#### [Data shown]
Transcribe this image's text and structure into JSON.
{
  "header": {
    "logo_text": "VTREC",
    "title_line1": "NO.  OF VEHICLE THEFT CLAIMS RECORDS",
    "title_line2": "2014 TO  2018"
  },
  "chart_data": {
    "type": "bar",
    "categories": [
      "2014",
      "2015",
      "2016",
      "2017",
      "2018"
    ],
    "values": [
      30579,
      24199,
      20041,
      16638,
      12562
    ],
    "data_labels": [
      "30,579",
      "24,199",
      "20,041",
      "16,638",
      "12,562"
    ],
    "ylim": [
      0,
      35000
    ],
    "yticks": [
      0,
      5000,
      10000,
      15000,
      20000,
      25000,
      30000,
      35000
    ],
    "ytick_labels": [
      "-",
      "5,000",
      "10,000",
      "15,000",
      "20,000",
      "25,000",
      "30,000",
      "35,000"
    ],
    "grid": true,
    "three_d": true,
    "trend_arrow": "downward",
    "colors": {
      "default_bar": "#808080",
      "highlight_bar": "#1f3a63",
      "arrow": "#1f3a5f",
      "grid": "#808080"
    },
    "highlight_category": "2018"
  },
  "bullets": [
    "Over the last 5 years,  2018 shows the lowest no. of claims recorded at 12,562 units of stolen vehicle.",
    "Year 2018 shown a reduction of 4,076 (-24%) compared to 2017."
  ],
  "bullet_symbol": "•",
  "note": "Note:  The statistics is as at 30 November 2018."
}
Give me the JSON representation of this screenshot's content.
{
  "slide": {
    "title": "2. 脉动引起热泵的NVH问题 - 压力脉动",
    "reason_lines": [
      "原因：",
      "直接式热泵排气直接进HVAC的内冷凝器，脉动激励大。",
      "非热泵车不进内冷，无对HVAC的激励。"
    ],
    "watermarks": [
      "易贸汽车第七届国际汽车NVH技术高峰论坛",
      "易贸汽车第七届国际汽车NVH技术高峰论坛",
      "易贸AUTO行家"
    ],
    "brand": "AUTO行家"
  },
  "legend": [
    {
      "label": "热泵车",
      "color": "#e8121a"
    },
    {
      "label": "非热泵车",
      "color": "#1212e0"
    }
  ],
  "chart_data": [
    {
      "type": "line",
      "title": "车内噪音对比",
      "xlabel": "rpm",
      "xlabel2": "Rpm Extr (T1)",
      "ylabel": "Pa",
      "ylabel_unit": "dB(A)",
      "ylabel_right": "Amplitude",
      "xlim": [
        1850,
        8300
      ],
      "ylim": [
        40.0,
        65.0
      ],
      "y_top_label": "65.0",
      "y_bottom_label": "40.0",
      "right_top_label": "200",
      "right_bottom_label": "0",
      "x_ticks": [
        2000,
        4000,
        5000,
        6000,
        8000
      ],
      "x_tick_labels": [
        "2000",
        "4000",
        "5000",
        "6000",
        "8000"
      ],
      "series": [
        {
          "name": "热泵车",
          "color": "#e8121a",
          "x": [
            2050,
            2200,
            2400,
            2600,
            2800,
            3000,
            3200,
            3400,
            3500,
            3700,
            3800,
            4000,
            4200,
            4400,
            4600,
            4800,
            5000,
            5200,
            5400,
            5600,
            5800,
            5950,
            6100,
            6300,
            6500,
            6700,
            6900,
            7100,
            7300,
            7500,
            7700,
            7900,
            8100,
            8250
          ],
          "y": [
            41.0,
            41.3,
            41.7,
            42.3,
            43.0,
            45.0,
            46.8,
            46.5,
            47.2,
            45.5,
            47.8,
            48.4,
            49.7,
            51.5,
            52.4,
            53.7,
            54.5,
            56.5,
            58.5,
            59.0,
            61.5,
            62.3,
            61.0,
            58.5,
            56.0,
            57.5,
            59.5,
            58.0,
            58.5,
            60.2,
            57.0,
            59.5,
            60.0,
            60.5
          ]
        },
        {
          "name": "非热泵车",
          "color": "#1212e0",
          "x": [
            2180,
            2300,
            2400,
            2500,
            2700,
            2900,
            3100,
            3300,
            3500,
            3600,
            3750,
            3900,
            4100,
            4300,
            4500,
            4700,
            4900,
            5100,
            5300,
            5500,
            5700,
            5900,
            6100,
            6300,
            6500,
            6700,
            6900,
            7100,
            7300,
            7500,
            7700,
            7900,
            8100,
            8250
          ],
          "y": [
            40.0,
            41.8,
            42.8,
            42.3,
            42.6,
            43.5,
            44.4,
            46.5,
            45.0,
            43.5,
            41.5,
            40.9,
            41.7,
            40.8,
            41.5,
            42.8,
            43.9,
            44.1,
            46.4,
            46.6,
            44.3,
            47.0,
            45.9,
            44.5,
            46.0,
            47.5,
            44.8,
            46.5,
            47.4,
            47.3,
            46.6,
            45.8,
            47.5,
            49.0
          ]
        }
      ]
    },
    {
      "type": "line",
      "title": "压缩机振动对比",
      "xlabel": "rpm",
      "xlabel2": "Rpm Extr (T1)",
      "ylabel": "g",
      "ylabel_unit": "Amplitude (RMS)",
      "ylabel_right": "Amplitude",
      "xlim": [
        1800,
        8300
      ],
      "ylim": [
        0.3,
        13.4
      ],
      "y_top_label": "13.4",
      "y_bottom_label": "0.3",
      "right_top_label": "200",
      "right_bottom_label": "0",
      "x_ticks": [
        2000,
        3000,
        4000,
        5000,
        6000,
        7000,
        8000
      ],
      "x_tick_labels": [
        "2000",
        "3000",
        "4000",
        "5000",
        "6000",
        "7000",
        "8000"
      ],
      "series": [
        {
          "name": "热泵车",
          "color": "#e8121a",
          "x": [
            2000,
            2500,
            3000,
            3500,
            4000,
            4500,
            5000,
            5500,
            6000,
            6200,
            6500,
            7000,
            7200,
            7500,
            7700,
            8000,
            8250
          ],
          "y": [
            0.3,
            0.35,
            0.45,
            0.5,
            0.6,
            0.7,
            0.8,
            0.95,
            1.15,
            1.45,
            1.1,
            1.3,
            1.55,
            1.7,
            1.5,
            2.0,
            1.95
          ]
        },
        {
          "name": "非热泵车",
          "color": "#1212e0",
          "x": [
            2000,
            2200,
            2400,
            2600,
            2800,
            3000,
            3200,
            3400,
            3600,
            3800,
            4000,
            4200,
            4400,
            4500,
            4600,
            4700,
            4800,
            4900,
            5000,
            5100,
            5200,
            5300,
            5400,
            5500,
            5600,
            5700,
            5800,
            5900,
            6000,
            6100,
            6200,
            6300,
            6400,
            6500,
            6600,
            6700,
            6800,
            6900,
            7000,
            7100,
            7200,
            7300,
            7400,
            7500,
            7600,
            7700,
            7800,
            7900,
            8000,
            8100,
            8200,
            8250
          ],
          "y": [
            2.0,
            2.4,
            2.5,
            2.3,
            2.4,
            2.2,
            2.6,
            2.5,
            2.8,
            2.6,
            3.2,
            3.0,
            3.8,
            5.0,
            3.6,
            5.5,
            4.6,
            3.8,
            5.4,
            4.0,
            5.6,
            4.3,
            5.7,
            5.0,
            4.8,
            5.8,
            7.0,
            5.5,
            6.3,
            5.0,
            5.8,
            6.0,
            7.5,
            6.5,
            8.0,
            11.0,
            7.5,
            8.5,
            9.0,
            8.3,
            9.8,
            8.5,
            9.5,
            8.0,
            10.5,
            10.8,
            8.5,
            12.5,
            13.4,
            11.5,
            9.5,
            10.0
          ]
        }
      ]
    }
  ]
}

#### [What you should do]
Your task is to transcribe the listing above in full, exactly as given.

#### [The output]
Transcribe this image's text and structure into JSON.
{
  "header": {
    "logo_text": "VTREC",
    "title_line1": "NO.  OF VEHICLE THEFT CLAIMS RECORDS",
    "title_line2": "2014 TO  2018"
  },
  "chart_data": {
    "type": "bar",
    "categories": [
      "2014",
      "2015",
      "2016",
      "2017",
      "2018"
    ],
    "values": [
      30579,
      24199,
      20041,
      16638,
      12562
    ],
    "data_labels": [
      "30,579",
      "24,199",
      "20,041",
      "16,638",
      "12,562"
    ],
    "ylim": [
      0,
      35000
    ],
    "yticks": [
      0,
      5000,
      10000,
      15000,
      20000,
      25000,
      30000,
      35000
    ],
    "ytick_labels": [
      "-",
      "5,000",
      "10,000",
      "15,000",
      "20,000",
      "25,000",
      "30,000",
      "35,000"
    ],
    "grid": true,
    "three_d": true,
    "trend_arrow": "downward",
    "colors": {
      "default_bar": "#808080",
      "highlight_bar": "#1f3a63",
      "arrow": "#1f3a5f",
      "grid": "#808080"
    },
    "highlight_category": "2018"
  },
  "bullets": [
    "Over the last 5 years,  2018 shows the lowest no. of claims recorded at 12,562 units of stolen vehicle.",
    "Year 2018 shown a reduction of 4,076 (-24%) compared to 2017."
  ],
  "bullet_symbol": "•",
  "note": "Note:  The statistics is as at 30 November 2018."
}
Give me the JSON representation of this screenshot's content.
{
  "slide": {
    "title": "2. 脉动引起热泵的NVH问题 - 压力脉动",
    "reason_lines": [
      "原因：",
      "直接式热泵排气直接进HVAC的内冷凝器，脉动激励大。",
      "非热泵车不进内冷，无对HVAC的激励。"
    ],
    "watermarks": [
      "易贸汽车第七届国际汽车NVH技术高峰论坛",
      "易贸汽车第七届国际汽车NVH技术高峰论坛",
      "易贸AUTO行家"
    ],
    "brand": "AUTO行家"
  },
  "legend": [
    {
      "label": "热泵车",
      "color": "#e8121a"
    },
    {
      "label": "非热泵车",
      "color": "#1212e0"
    }
  ],
  "chart_data": [
    {
      "type": "line",
      "title": "车内噪音对比",
      "xlabel": "rpm",
      "xlabel2": "Rpm Extr (T1)",
      "ylabel": "Pa",
      "ylabel_unit": "dB(A)",
      "ylabel_right": "Amplitude",
      "xlim": [
        1850,
        8300
      ],
      "ylim": [
        40.0,
        65.0
      ],
      "y_top_label": "65.0",
      "y_bottom_label": "40.0",
      "right_top_label": "200",
      "right_bottom_label": "0",
      "x_ticks": [
        2000,
        4000,
        5000,
        6000,
        8000
      ],
      "x_tick_labels": [
        "2000",
        "4000",
        "5000",
        "6000",
        "8000"
      ],
      "series": [
        {
          "name": "热泵车",
          "color": "#e8121a",
          "x": [
            2050,
            2200,
            2400,
            2600,
            2800,
            3000,
            3200,
            3400,
            3500,
            3700,
            3800,
            4000,
            4200,
            4400,
            4600,
            4800,
            5000,
            5200,
            5400,
            5600,
            5800,
            5950,
            6100,
            6300,
            6500,
            6700,
            6900,
            7100,
            7300,
            7500,
            7700,
            7900,
            8100,
            8250
          ],
          "y": [
            41.0,
            41.3,
            41.7,
            42.3,
            43.0,
            45.0,
            46.8,
            46.5,
            47.2,
            45.5,
            47.8,
            48.4,
            49.7,
            51.5,
            52.4,
            53.7,
            54.5,
            56.5,
            58.5,
            59.0,
            61.5,
            62.3,
            61.0,
            58.5,
            56.0,
            57.5,
            59.5,
            58.0,
            58.5,
            60.2,
            57.0,
            59.5,
            60.0,
            60.5
          ]
        },
        {
          "name": "非热泵车",
          "color": "#1212e0",
          "x": [
            2180,
            2300,
            2400,
            2500,
            2700,
            2900,
            3100,
            3300,
            3500,
            3600,
            3750,
            3900,
            4100,
            4300,
            4500,
            4700,
            4900,
            5100,
            5300,
            5500,
            5700,
            5900,
            6100,
            6300,
            6500,
            6700,
            6900,
            7100,
            7300,
            7500,
            7700,
            7900,
            8100,
            8250
          ],
          "y": [
            40.0,
            41.8,
            42.8,
            42.3,
            42.6,
            43.5,
            44.4,
            46.5,
            45.0,
            43.5,
            41.5,
            40.9,
            41.7,
            40.8,
            41.5,
            42.8,
            43.9,
            44.1,
            46.4,
            46.6,
            44.3,
            47.0,
            45.9,
            44.5,
            46.0,
            47.5,
            44.8,
            46.5,
            47.4,
            47.3,
            46.6,
            45.8,
            47.5,
            49.0
          ]
        }
      ]
    },
    {
      "type": "line",
      "title": "压缩机振动对比",
      "xlabel": "rpm",
      "xlabel2": "Rpm Extr (T1)",
      "ylabel": "g",
      "ylabel_unit": "Amplitude (RMS)",
      "ylabel_right": "Amplitude",
      "xlim": [
        1800,
        8300
      ],
      "ylim": [
        0.3,
        13.4
      ],
      "y_top_label": "13.4",
      "y_bottom_label": "0.3",
      "right_top_label": "200",
      "right_bottom_label": "0",
      "x_ticks": [
        2000,
        3000,
        4000,
        5000,
        6000,
        7000,
        8000
      ],
      "x_tick_labels": [
        "2000",
        "3000",
        "4000",
        "5000",
        "6000",
        "7000",
        "8000"
      ],
      "series": [
        {
          "name": "热泵车",
          "color": "#e8121a",
          "x": [
            2000,
            2500,
            3000,
            3500,
            4000,
            4500,
            5000,
            5500,
            6000,
            6200,
            6500,
            7000,
            7200,
            7500,
            7700,
            8000,
            8250
          ],
          "y": [
            0.3,
            0.35,
            0.45,
            0.5,
            0.6,
            0.7,
            0.8,
            0.95,
            1.15,
            1.45,
            1.1,
            1.3,
            1.55,
            1.7,
            1.5,
            2.0,
            1.95
          ]
        },
        {
          "name": "非热泵车",
          "color": "#1212e0",
          "x": [
            2000,
            2200,
            2400,
            2600,
            2800,
            3000,
            3200,
            3400,
            3600,
            3800,
            4000,
            4200,
            4400,
            4500,
            4600,
            4700,
            4800,
            4900,
            5000,
            5100,
            5200,
            5300,
            5400,
            5500,
            5600,
            5700,
            5800,
            5900,
            6000,
            6100,
            6200,
            6300,
            6400,
            6500,
            6600,
            6700,
            6800,
            6900,
            7000,
            7100,
            7200,
            7300,
            7400,
            7500,
            7600,
            7700,
            7800,
            7900,
            8000,
            8100,
            8200,
            8250
          ],
          "y": [
            2.0,
            2.4,
            2.5,
            2.3,
            2.4,
            2.2,
            2.6,
            2.5,
            2.8,
            2.6,
            3.2,
            3.0,
            3.8,
            5.0,
            3.6,
            5.5,
            4.6,
            3.8,
            5.4,
            4.0,
            5.6,
            4.3,
            5.7,
            5.0,
            4.8,
            5.8,
            7.0,
            5.5,
            6.3,
            5.0,
            5.8,
            6.0,
            7.5,
            6.5,
            8.0,
            11.0,
            7.5,
            8.5,
            9.0,
            8.3,
            9.8,
            8.5,
            9.5,
            8.0,
            10.5,
            10.8,
            8.5,
            12.5,
            13.4,
            11.5,
            9.5,
            10.0
          ]
        }
      ]
    }
  ]
}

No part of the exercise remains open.